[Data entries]
+-------+

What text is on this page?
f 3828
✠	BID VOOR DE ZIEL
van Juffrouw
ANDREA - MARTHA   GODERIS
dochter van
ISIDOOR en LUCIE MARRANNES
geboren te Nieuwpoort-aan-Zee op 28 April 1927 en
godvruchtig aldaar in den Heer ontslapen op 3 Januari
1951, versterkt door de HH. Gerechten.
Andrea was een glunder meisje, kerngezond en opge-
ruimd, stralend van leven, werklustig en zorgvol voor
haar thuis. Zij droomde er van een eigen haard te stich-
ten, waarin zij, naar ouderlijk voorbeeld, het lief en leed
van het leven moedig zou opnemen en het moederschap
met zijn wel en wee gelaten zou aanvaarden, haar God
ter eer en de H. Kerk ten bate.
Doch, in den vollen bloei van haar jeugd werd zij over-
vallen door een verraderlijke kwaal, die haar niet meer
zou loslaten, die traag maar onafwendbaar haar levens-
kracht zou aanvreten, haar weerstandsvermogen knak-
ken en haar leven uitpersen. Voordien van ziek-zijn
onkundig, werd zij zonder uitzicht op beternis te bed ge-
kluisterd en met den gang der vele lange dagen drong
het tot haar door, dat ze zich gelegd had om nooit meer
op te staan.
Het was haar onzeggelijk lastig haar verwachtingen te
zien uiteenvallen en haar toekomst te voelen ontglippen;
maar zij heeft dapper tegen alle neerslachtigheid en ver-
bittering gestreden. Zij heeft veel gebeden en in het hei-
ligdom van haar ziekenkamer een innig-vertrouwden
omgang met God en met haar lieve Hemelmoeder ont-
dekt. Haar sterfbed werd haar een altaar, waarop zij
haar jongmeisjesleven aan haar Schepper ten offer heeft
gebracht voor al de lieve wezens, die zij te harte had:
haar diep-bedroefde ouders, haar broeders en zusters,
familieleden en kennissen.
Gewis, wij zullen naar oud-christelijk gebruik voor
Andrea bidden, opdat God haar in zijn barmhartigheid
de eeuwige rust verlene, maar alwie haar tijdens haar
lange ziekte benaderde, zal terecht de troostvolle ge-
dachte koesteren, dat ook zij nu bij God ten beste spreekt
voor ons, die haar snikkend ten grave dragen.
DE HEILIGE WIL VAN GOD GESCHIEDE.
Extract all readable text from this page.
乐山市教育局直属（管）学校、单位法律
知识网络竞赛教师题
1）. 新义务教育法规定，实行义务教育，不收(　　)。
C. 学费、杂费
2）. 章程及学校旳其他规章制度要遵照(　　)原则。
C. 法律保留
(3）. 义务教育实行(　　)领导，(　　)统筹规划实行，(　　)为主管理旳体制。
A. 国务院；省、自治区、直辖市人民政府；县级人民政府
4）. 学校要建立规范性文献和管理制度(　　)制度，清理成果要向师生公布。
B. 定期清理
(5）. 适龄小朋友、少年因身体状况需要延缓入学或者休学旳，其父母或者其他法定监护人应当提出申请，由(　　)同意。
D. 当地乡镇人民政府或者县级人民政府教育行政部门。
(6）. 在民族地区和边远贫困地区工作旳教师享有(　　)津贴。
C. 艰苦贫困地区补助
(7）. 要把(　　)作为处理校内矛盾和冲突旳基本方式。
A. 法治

+-------+

**What you need to do**. State only the count of lines above that hold the string "lange".

**The completed task**. 2